-- SOURCE MATERIAL --
========
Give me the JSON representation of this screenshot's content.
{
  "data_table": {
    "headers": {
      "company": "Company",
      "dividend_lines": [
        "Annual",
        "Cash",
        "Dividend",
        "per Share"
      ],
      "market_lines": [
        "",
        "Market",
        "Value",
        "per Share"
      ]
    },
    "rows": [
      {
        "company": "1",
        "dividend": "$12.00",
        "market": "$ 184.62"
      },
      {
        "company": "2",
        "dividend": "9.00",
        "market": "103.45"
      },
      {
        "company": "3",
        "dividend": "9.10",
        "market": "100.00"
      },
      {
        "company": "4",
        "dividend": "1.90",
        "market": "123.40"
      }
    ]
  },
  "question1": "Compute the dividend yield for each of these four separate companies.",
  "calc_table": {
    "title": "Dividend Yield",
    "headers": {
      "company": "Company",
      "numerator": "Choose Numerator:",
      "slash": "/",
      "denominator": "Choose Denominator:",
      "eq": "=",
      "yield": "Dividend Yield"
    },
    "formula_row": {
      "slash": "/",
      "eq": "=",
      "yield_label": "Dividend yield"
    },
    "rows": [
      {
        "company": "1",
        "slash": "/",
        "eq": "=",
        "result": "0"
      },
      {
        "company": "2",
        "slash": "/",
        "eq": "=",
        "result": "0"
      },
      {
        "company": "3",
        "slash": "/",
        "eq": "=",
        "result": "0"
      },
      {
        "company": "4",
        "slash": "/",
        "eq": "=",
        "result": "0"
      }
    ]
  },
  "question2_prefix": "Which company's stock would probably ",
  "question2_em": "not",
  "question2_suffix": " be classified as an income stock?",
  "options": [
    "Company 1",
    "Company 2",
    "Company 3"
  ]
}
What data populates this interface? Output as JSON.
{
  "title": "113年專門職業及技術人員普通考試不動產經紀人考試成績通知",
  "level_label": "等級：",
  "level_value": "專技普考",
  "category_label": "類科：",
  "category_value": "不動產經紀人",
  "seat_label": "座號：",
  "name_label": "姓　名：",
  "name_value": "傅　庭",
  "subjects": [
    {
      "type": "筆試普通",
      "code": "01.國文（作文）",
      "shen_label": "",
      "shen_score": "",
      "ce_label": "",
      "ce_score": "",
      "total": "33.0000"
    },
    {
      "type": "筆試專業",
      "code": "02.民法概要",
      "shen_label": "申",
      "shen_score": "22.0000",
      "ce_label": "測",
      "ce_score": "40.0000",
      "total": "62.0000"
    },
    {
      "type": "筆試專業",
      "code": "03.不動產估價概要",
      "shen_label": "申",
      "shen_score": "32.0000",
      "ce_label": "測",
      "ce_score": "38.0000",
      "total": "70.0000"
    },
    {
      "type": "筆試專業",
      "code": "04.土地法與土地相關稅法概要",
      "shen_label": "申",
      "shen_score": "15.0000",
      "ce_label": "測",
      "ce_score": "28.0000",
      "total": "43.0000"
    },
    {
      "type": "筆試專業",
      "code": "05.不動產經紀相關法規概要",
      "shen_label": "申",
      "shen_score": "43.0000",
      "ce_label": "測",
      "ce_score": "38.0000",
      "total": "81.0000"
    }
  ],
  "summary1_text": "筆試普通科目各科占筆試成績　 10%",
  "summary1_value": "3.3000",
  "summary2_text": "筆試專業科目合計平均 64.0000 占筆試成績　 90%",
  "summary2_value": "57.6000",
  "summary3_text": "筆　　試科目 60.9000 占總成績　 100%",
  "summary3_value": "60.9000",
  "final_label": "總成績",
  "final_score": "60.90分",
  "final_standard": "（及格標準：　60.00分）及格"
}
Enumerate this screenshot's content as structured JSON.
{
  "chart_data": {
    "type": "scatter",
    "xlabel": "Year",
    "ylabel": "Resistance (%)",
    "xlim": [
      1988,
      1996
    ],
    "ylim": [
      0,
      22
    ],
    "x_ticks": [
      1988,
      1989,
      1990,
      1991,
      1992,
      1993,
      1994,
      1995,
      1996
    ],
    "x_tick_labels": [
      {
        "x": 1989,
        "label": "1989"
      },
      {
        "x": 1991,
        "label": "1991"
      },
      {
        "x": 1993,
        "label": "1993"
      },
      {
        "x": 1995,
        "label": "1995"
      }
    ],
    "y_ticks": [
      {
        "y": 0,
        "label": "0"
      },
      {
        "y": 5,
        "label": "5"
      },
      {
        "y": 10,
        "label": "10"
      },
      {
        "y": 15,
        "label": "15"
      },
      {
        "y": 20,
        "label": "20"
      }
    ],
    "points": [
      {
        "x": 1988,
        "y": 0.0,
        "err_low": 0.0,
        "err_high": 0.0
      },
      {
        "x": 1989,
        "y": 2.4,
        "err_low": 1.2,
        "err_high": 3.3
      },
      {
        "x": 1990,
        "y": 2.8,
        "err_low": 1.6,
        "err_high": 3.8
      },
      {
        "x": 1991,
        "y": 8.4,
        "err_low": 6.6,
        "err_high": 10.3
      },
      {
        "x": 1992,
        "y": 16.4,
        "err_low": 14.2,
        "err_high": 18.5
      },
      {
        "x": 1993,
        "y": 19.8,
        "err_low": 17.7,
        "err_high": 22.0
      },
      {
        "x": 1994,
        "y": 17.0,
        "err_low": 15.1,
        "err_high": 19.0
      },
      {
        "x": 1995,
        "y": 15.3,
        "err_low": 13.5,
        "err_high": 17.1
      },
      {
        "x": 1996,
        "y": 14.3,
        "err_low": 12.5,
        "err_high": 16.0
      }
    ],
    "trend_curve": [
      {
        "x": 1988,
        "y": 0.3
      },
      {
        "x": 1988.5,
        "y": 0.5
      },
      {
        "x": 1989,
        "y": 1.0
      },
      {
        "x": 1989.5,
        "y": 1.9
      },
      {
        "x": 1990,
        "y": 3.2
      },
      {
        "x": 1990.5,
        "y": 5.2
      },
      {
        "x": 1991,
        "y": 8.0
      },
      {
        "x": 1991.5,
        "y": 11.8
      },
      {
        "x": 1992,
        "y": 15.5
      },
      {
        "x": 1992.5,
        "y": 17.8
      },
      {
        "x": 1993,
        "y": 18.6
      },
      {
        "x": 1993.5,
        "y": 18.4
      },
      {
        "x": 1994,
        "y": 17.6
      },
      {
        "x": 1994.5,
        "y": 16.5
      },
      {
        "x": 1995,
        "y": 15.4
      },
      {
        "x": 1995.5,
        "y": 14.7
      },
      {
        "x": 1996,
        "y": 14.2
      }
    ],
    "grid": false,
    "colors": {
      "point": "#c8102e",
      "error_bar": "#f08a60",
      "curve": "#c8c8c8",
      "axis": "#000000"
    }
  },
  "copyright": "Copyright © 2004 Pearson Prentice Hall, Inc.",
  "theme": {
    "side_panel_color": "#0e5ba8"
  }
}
========
-- REQUIREMENT --
From the listing above, reproduce all the lines exactly.

-- REPLY --
Give me the JSON representation of this screenshot's content.
{
  "data_table": {
    "headers": {
      "company": "Company",
      "dividend_lines": [
        "Annual",
        "Cash",
        "Dividend",
        "per Share"
      ],
      "market_lines": [
        "",
        "Market",
        "Value",
        "per Share"
      ]
    },
    "rows": [
      {
        "company": "1",
        "dividend": "$12.00",
        "market": "$ 184.62"
      },
      {
        "company": "2",
        "dividend": "9.00",
        "market": "103.45"
      },
      {
        "company": "3",
        "dividend": "9.10",
        "market": "100.00"
      },
      {
        "company": "4",
        "dividend": "1.90",
        "market": "123.40"
      }
    ]
  },
  "question1": "Compute the dividend yield for each of these four separate companies.",
  "calc_table": {
    "title": "Dividend Yield",
    "headers": {
      "company": "Company",
      "numerator": "Choose Numerator:",
      "slash": "/",
      "denominator": "Choose Denominator:",
      "eq": "=",
      "yield": "Dividend Yield"
    },
    "formula_row": {
      "slash": "/",
      "eq": "=",
      "yield_label": "Dividend yield"
    },
    "rows": [
      {
        "company": "1",
        "slash": "/",
        "eq": "=",
        "result": "0"
      },
      {
        "company": "2",
        "slash": "/",
        "eq": "=",
        "result": "0"
      },
      {
        "company": "3",
        "slash": "/",
        "eq": "=",
        "result": "0"
      },
      {
        "company": "4",
        "slash": "/",
        "eq": "=",
        "result": "0"
      }
    ]
  },
  "question2_prefix": "Which company's stock would probably ",
  "question2_em": "not",
  "question2_suffix": " be classified as an income stock?",
  "options": [
    "Company 1",
    "Company 2",
    "Company 3"
  ]
}
What data populates this interface? Output as JSON.
{
  "title": "113年專門職業及技術人員普通考試不動產經紀人考試成績通知",
  "level_label": "等級：",
  "level_value": "專技普考",
  "category_label": "類科：",
  "category_value": "不動產經紀人",
  "seat_label": "座號：",
  "name_label": "姓　名：",
  "name_value": "傅　庭",
  "subjects": [
    {
      "type": "筆試普通",
      "code": "01.國文（作文）",
      "shen_label": "",
      "shen_score": "",
      "ce_label": "",
      "ce_score": "",
      "total": "33.0000"
    },
    {
      "type": "筆試專業",
      "code": "02.民法概要",
      "shen_label": "申",
      "shen_score": "22.0000",
      "ce_label": "測",
      "ce_score": "40.0000",
      "total": "62.0000"
    },
    {
      "type": "筆試專業",
      "code": "03.不動產估價概要",
      "shen_label": "申",
      "shen_score": "32.0000",
      "ce_label": "測",
      "ce_score": "38.0000",
      "total": "70.0000"
    },
    {
      "type": "筆試專業",
      "code": "04.土地法與土地相關稅法概要",
      "shen_label": "申",
      "shen_score": "15.0000",
      "ce_label": "測",
      "ce_score": "28.0000",
      "total": "43.0000"
    },
    {
      "type": "筆試專業",
      "code": "05.不動產經紀相關法規概要",
      "shen_label": "申",
      "shen_score": "43.0000",
      "ce_label": "測",
      "ce_score": "38.0000",
      "total": "81.0000"
    }
  ],
  "summary1_text": "筆試普通科目各科占筆試成績　 10%",
  "summary1_value": "3.3000",
  "summary2_text": "筆試專業科目合計平均 64.0000 占筆試成績　 90%",
  "summary2_value": "57.6000",
  "summary3_text": "筆　　試科目 60.9000 占總成績　 100%",
  "summary3_value": "60.9000",
  "final_label": "總成績",
  "final_score": "60.90分",
  "final_standard": "（及格標準：　60.00分）及格"
}
Enumerate this screenshot's content as structured JSON.
{
  "chart_data": {
    "type": "scatter",
    "xlabel": "Year",
    "ylabel": "Resistance (%)",
    "xlim": [
      1988,
      1996
    ],
    "ylim": [
      0,
      22
    ],
    "x_ticks": [
      1988,
      1989,
      1990,
      1991,
      1992,
      1993,
      1994,
      1995,
      1996
    ],
    "x_tick_labels": [
      {
        "x": 1989,
        "label": "1989"
      },
      {
        "x": 1991,
        "label": "1991"
      },
      {
        "x": 1993,
        "label": "1993"
      },
      {
        "x": 1995,
        "label": "1995"
      }
    ],
    "y_ticks": [
      {
        "y": 0,
        "label": "0"
      },
      {
        "y": 5,
        "label": "5"
      },
      {
        "y": 10,
        "label": "10"
      },
      {
        "y": 15,
        "label": "15"
      },
      {
        "y": 20,
        "label": "20"
      }
    ],
    "points": [
      {
        "x": 1988,
        "y": 0.0,
        "err_low": 0.0,
        "err_high": 0.0
      },
      {
        "x": 1989,
        "y": 2.4,
        "err_low": 1.2,
        "err_high": 3.3
      },
      {
        "x": 1990,
        "y": 2.8,
        "err_low": 1.6,
        "err_high": 3.8
      },
      {
        "x": 1991,
        "y": 8.4,
        "err_low": 6.6,
        "err_high": 10.3
      },
      {
        "x": 1992,
        "y": 16.4,
        "err_low": 14.2,
        "err_high": 18.5
      },
      {
        "x": 1993,
        "y": 19.8,
        "err_low": 17.7,
        "err_high": 22.0
      },
      {
        "x": 1994,
        "y": 17.0,
        "err_low": 15.1,
        "err_high": 19.0
      },
      {
        "x": 1995,
        "y": 15.3,
        "err_low": 13.5,
        "err_high": 17.1
      },
      {
        "x": 1996,
        "y": 14.3,
        "err_low": 12.5,
        "err_high": 16.0
      }
    ],
    "trend_curve": [
      {
        "x": 1988,
        "y": 0.3
      },
      {
        "x": 1988.5,
        "y": 0.5
      },
      {
        "x": 1989,
        "y": 1.0
      },
      {
        "x": 1989.5,
        "y": 1.9
      },
      {
        "x": 1990,
        "y": 3.2
      },
      {
        "x": 1990.5,
        "y": 5.2
      },
      {
        "x": 1991,
        "y": 8.0
      },
      {
        "x": 1991.5,
        "y": 11.8
      },
      {
        "x": 1992,
        "y": 15.5
      },
      {
        "x": 1992.5,
        "y": 17.8
      },
      {
        "x": 1993,
        "y": 18.6
      },
      {
        "x": 1993.5,
        "y": 18.4
      },
      {
        "x": 1994,
        "y": 17.6
      },
      {
        "x": 1994.5,
        "y": 16.5
      },
      {
        "x": 1995,
        "y": 15.4
      },
      {
        "x": 1995.5,
        "y": 14.7
      },
      {
        "x": 1996,
        "y": 14.2
      }
    ],
    "grid": false,
    "colors": {
      "point": "#c8102e",
      "error_bar": "#f08a60",
      "curve": "#c8c8c8",
      "axis": "#000000"
    }
  },
  "copyright": "Copyright © 2004 Pearson Prentice Hall, Inc.",
  "theme": {
    "side_panel_color": "#0e5ba8"
  }
}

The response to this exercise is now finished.